Records from a collection:
— start —

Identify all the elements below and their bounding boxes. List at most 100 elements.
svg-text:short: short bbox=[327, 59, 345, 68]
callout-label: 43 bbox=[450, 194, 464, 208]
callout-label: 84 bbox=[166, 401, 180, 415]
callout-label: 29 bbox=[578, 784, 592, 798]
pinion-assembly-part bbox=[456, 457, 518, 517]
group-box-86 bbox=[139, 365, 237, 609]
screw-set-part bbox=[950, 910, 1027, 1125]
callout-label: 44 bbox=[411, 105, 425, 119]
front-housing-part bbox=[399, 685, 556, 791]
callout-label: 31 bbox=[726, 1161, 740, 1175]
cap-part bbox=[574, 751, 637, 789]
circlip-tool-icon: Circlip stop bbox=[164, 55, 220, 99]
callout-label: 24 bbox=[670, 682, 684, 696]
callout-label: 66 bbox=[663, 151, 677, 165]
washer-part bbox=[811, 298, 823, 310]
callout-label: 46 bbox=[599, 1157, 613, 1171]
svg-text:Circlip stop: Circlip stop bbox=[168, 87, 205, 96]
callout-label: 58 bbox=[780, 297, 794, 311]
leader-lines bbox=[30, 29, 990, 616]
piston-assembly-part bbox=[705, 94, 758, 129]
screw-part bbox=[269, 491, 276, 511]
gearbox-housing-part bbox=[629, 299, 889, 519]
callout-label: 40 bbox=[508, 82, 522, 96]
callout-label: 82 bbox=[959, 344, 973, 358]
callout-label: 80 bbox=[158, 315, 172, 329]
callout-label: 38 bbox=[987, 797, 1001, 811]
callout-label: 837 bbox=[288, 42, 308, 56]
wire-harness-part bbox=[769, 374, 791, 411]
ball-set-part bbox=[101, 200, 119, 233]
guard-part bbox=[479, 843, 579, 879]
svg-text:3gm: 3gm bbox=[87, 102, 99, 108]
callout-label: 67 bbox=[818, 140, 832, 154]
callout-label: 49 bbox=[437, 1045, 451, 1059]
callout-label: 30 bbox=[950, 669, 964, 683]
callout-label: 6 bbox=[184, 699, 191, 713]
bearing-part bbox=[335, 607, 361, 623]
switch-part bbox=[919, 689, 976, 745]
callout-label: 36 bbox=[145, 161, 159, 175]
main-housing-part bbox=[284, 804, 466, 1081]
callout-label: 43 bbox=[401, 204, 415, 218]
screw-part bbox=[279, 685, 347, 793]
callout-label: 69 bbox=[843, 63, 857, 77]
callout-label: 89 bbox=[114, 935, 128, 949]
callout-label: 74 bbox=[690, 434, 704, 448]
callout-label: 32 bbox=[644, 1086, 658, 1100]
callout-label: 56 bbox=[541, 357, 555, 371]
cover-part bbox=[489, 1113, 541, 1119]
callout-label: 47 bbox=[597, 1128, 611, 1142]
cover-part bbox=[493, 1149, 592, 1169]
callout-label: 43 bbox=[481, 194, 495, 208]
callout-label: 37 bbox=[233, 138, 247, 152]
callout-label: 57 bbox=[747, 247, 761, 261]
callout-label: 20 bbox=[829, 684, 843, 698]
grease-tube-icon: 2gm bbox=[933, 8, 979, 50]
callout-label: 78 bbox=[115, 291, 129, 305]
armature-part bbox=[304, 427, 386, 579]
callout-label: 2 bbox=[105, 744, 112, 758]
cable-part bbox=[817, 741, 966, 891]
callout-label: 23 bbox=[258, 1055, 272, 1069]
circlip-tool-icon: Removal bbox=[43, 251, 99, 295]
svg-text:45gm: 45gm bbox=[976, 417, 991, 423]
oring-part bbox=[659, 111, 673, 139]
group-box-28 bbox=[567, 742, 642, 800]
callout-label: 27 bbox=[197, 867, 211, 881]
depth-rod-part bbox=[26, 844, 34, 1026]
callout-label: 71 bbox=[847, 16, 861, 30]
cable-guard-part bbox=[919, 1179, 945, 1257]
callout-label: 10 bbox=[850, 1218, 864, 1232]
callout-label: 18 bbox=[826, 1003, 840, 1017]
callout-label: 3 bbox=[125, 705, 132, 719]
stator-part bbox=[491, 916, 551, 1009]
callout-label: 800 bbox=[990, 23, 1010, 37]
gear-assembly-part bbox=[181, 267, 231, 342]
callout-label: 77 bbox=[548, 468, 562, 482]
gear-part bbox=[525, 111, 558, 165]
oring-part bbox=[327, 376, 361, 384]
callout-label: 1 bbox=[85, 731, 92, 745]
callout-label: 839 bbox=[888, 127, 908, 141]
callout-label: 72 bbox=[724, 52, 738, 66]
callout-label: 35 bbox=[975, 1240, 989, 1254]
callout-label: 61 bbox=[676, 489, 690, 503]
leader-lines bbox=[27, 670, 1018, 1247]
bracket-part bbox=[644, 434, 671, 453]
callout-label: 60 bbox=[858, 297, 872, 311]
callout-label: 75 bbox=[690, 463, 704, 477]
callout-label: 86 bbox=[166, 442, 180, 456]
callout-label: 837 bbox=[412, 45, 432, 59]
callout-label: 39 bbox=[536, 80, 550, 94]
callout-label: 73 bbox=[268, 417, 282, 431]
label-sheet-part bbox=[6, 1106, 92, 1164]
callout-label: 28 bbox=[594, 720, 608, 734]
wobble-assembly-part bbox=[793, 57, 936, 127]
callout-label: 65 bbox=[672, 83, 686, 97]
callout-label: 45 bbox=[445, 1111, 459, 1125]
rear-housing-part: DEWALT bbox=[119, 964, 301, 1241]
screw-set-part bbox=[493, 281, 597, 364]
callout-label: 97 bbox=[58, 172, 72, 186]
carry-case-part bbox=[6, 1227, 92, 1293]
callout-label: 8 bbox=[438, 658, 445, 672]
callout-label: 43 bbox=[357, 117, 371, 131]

— end —

■ PROBLEM TO SOLVE ■
Please express the records above as a JSON list of strings, one string per line, starting with their first line and going on through the line with "callout-label: 6 bbox=[184, 699, 191, 713]". Leave out any blank lines.

■ THE ANSWER ■
[
  "Identify all the elements below and their bounding boxes. List at most 100 elements.",
  "svg-text:short: short bbox=[327, 59, 345, 68]",
  "callout-label: 43 bbox=[450, 194, 464, 208]",
  "callout-label: 84 bbox=[166, 401, 180, 415]",
  "callout-label: 29 bbox=[578, 784, 592, 798]",
  "pinion-assembly-part bbox=[456, 457, 518, 517]",
  "group-box-86 bbox=[139, 365, 237, 609]",
  "screw-set-part bbox=[950, 910, 1027, 1125]",
  "callout-label: 44 bbox=[411, 105, 425, 119]",
  "front-housing-part bbox=[399, 685, 556, 791]",
  "callout-label: 31 bbox=[726, 1161, 740, 1175]",
  "cap-part bbox=[574, 751, 637, 789]",
  "circlip-tool-icon: Circlip stop bbox=[164, 55, 220, 99]",
  "callout-label: 24 bbox=[670, 682, 684, 696]",
  "callout-label: 66 bbox=[663, 151, 677, 165]",
  "washer-part bbox=[811, 298, 823, 310]",
  "callout-label: 46 bbox=[599, 1157, 613, 1171]",
  "svg-text:Circlip stop: Circlip stop bbox=[168, 87, 205, 96]",
  "callout-label: 58 bbox=[780, 297, 794, 311]",
  "leader-lines bbox=[30, 29, 990, 616]",
  "piston-assembly-part bbox=[705, 94, 758, 129]",
  "screw-part bbox=[269, 491, 276, 511]",
  "gearbox-housing-part bbox=[629, 299, 889, 519]",
  "callout-label: 40 bbox=[508, 82, 522, 96]",
  "callout-label: 82 bbox=[959, 344, 973, 358]",
  "callout-label: 80 bbox=[158, 315, 172, 329]",
  "callout-label: 38 bbox=[987, 797, 1001, 811]",
  "callout-label: 837 bbox=[288, 42, 308, 56]",
  "wire-harness-part bbox=[769, 374, 791, 411]",
  "ball-set-part bbox=[101, 200, 119, 233]",
  "guard-part bbox=[479, 843, 579, 879]",
  "svg-text:3gm: 3gm bbox=[87, 102, 99, 108]",
  "callout-label: 67 bbox=[818, 140, 832, 154]",
  "callout-label: 49 bbox=[437, 1045, 451, 1059]",
  "callout-label: 30 bbox=[950, 669, 964, 683]",
  "callout-label: 6 bbox=[184, 699, 191, 713]"
]